Supplied data:
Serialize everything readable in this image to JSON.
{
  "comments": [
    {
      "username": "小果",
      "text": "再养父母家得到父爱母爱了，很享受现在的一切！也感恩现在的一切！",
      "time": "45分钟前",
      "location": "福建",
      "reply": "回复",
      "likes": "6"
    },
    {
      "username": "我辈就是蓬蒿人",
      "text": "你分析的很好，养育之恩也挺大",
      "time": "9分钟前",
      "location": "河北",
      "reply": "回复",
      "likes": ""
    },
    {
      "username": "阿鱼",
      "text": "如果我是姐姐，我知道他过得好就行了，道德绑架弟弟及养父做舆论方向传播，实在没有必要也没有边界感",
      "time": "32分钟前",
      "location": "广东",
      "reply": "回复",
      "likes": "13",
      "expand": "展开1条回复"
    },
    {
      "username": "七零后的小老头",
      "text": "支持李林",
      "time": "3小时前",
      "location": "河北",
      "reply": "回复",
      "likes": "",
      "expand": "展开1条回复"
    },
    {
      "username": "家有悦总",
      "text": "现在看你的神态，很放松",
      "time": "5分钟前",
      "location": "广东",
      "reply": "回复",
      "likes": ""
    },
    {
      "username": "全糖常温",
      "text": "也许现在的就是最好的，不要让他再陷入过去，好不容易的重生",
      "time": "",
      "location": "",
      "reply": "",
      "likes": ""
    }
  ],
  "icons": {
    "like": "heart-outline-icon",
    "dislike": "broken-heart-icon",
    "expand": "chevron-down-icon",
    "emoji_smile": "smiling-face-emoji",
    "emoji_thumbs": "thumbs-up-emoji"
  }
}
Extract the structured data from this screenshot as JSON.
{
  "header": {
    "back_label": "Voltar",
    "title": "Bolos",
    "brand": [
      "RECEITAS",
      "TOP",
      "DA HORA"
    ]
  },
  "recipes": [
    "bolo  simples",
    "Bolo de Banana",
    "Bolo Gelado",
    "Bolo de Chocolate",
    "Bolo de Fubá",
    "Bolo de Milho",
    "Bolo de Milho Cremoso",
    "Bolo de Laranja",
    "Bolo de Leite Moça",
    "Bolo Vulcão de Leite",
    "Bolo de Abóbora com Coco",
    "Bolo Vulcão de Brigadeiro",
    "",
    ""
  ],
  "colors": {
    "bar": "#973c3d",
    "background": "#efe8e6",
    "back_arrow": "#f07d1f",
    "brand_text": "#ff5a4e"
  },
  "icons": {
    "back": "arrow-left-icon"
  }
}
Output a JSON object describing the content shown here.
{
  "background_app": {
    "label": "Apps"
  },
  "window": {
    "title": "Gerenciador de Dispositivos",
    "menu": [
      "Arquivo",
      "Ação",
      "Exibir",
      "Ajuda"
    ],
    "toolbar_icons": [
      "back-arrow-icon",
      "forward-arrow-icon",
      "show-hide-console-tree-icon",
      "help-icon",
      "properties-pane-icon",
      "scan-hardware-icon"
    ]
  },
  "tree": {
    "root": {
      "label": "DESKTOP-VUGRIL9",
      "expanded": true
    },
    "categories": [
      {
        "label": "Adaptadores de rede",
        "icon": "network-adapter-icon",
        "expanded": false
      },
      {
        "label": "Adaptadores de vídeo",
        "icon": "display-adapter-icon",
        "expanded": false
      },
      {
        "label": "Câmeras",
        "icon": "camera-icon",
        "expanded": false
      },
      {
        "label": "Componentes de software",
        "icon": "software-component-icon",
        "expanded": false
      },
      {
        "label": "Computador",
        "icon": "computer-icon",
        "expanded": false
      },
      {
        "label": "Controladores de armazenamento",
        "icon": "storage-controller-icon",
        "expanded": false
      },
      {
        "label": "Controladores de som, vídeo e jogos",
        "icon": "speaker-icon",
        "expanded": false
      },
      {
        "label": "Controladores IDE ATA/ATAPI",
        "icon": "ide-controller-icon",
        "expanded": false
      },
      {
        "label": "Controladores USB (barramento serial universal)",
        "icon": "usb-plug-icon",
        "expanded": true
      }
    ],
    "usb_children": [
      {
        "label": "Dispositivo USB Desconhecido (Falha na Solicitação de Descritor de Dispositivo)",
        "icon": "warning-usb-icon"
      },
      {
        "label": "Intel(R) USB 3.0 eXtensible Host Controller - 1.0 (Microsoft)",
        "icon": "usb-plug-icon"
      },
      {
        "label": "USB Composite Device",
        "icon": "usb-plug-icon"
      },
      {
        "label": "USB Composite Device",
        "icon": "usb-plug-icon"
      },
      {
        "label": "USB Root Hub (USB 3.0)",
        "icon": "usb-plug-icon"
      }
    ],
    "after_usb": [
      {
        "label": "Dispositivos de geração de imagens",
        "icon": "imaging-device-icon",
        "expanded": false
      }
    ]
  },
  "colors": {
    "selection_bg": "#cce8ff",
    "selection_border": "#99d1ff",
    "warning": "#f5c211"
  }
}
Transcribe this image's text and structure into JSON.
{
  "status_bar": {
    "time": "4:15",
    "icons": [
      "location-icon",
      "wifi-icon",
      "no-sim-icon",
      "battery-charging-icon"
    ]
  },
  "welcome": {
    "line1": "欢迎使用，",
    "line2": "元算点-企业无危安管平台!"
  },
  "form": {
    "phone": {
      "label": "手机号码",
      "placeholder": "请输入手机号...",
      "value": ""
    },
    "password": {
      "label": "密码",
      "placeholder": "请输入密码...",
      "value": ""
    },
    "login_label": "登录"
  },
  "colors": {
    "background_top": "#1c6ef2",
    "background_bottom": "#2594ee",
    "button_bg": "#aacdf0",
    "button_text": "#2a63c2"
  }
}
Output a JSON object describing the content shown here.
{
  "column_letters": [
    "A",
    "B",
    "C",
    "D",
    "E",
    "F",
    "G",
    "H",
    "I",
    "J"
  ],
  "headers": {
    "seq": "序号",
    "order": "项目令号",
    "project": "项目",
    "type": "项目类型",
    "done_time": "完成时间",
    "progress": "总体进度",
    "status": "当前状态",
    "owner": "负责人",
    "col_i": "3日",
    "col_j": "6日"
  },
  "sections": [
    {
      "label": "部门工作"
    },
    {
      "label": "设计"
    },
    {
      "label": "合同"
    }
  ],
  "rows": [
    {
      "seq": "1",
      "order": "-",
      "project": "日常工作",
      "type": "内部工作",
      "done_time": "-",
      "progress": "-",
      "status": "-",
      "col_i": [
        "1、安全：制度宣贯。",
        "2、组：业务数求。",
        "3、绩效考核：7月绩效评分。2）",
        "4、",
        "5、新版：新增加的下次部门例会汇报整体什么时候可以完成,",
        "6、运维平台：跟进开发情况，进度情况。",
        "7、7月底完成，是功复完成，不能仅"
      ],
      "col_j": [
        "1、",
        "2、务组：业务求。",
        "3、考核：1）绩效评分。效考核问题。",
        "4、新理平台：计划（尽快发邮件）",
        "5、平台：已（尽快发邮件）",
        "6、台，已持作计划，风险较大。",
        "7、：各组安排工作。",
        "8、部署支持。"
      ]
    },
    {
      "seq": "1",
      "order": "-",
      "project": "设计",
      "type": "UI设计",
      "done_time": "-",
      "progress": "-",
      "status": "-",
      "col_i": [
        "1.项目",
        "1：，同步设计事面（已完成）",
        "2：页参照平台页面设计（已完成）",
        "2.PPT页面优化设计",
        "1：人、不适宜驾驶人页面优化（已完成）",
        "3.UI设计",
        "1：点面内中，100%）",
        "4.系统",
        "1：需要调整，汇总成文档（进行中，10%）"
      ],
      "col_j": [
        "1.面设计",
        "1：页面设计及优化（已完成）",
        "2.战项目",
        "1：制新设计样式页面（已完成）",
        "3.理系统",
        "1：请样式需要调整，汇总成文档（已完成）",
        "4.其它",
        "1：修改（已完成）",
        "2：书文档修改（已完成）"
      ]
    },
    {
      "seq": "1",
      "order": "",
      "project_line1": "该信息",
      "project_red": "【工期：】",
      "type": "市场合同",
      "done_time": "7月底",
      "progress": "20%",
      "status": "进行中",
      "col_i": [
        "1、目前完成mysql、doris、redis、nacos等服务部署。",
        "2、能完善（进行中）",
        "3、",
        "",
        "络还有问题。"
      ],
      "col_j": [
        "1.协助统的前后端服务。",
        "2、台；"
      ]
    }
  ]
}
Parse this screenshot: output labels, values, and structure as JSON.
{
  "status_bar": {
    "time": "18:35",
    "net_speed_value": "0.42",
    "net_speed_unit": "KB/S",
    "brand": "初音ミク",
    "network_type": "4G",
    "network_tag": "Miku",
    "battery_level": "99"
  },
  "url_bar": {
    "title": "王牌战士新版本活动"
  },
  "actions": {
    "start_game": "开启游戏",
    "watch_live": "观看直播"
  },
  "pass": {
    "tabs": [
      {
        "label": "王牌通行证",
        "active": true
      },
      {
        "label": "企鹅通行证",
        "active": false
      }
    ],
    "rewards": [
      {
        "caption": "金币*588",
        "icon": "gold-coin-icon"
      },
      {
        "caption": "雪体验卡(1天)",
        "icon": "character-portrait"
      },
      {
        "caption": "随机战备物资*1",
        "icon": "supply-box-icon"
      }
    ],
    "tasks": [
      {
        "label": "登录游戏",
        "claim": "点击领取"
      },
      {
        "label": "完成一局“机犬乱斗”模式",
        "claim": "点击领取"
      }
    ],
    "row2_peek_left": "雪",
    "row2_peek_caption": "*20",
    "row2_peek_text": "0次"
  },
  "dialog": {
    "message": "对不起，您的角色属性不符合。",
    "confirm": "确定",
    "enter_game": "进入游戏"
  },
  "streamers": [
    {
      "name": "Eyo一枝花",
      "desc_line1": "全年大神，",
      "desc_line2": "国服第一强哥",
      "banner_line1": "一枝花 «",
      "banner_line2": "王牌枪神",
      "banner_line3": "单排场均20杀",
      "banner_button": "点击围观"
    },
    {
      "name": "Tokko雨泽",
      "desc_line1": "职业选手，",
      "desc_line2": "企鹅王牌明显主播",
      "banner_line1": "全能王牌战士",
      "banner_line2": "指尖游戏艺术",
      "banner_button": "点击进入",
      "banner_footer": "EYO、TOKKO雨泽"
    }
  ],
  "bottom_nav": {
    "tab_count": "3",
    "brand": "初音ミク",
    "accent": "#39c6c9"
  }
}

Your objective:
Copy out each line of the entries that holds "Dispositivos".

Output:
    "title": "Gerenciador de Dispositivos",
        "label": "Dispositivos de geração de imagens",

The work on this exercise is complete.